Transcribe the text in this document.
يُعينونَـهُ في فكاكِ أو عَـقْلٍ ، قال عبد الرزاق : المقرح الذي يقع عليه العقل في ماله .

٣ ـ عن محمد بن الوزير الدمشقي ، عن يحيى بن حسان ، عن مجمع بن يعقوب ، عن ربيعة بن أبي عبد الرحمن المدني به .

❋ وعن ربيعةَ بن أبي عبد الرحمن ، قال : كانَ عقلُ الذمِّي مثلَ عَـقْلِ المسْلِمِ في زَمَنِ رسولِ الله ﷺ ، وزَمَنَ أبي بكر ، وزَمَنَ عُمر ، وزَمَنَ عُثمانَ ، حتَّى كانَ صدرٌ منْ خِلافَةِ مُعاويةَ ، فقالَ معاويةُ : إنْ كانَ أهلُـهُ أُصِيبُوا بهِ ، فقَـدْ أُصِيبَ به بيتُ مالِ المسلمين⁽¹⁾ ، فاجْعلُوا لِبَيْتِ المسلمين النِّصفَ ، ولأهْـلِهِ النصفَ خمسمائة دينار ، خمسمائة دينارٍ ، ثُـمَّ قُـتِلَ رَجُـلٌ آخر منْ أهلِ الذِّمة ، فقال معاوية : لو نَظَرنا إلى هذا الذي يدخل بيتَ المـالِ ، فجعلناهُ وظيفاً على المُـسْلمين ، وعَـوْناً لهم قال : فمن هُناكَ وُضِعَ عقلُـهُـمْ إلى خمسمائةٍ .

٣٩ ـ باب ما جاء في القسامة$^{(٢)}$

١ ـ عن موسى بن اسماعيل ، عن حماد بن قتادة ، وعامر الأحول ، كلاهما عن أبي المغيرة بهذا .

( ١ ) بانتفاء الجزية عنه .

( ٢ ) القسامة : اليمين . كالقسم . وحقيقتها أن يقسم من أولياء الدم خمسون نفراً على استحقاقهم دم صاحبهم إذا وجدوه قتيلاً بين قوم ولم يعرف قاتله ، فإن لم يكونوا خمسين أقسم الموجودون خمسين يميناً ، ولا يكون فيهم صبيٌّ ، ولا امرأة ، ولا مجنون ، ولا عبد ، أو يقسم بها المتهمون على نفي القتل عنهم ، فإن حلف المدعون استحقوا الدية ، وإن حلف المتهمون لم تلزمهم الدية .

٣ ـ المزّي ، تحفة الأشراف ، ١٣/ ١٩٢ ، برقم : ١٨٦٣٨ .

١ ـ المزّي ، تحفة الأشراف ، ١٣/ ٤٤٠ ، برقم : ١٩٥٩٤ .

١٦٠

*****

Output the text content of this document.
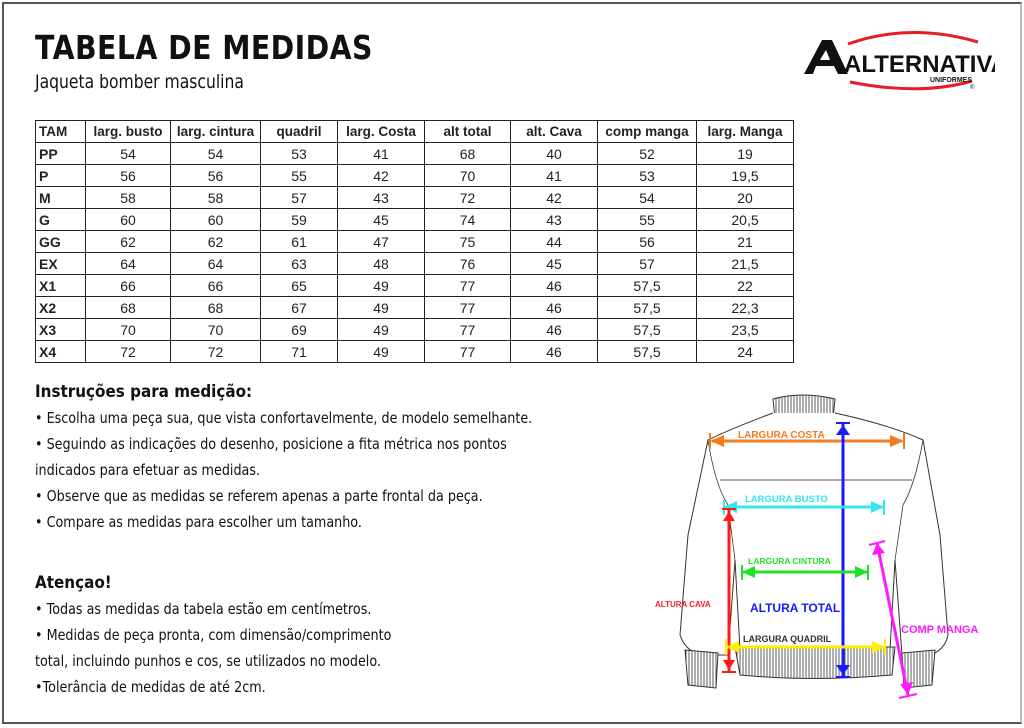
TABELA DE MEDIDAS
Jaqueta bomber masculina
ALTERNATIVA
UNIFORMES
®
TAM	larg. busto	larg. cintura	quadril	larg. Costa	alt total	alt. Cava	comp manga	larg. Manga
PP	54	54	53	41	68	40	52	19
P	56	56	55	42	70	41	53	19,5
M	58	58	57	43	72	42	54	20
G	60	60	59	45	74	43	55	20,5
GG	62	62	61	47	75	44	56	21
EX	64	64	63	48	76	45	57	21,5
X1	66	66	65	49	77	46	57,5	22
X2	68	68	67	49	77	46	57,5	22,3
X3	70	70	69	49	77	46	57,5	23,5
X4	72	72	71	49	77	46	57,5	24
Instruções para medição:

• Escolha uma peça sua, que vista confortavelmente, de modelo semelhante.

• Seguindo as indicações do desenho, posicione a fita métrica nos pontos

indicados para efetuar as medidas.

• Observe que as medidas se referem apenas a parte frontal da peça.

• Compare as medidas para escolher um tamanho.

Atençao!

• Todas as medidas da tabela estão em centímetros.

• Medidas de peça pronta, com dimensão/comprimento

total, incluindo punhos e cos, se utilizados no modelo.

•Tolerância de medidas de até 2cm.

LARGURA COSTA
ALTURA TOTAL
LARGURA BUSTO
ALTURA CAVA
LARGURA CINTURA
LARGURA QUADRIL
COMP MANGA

*****

### Brief
Pull every line containing the word "para" out of the material and copy it.

### Completed exercise
Instruções para medição:
indicados para efetuar as medidas.
• Compare as medidas para escolher um tamanho.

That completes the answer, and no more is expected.